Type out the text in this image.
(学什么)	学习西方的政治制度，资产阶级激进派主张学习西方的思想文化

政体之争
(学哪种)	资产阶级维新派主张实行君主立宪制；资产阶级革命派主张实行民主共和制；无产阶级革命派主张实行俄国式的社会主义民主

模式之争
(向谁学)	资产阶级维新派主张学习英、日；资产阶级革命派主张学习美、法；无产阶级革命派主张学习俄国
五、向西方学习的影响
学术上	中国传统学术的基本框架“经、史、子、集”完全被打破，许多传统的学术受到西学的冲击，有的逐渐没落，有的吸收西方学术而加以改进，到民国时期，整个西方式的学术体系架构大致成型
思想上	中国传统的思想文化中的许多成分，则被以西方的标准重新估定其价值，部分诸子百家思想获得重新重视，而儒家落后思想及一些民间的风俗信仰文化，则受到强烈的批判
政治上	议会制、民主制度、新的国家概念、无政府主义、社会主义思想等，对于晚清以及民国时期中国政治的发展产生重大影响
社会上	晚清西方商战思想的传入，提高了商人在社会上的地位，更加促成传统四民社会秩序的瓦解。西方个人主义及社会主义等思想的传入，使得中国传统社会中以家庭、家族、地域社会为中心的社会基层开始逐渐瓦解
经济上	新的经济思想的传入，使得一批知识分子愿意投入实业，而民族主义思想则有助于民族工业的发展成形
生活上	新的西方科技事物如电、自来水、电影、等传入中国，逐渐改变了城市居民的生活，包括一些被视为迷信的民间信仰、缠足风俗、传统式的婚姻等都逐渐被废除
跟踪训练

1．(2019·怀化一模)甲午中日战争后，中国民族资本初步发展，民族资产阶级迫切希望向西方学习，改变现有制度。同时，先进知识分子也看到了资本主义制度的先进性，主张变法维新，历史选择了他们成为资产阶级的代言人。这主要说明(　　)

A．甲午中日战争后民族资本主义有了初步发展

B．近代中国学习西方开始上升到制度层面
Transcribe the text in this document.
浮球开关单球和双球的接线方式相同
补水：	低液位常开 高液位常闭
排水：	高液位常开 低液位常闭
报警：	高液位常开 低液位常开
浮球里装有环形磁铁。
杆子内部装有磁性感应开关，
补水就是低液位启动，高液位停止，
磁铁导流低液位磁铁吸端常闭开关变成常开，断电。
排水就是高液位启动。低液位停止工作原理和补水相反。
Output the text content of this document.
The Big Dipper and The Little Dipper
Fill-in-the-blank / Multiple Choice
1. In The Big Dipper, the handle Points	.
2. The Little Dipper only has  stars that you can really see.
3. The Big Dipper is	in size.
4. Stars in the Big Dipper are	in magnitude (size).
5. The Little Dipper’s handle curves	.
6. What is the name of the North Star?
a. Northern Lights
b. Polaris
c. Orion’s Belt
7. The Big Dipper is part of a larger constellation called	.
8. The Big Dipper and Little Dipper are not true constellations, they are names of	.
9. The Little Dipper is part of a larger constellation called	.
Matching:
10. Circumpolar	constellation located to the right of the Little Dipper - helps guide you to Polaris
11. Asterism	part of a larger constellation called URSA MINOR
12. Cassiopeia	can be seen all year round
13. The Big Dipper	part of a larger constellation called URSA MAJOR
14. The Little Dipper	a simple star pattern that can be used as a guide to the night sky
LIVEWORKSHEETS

══════════

## Work instructions
Return from the data every line that holds "Polaris".

## Written answer
b. Polaris
10. Circumpolar	constellation located to the right of the Little Dipper - helps guide you to Polaris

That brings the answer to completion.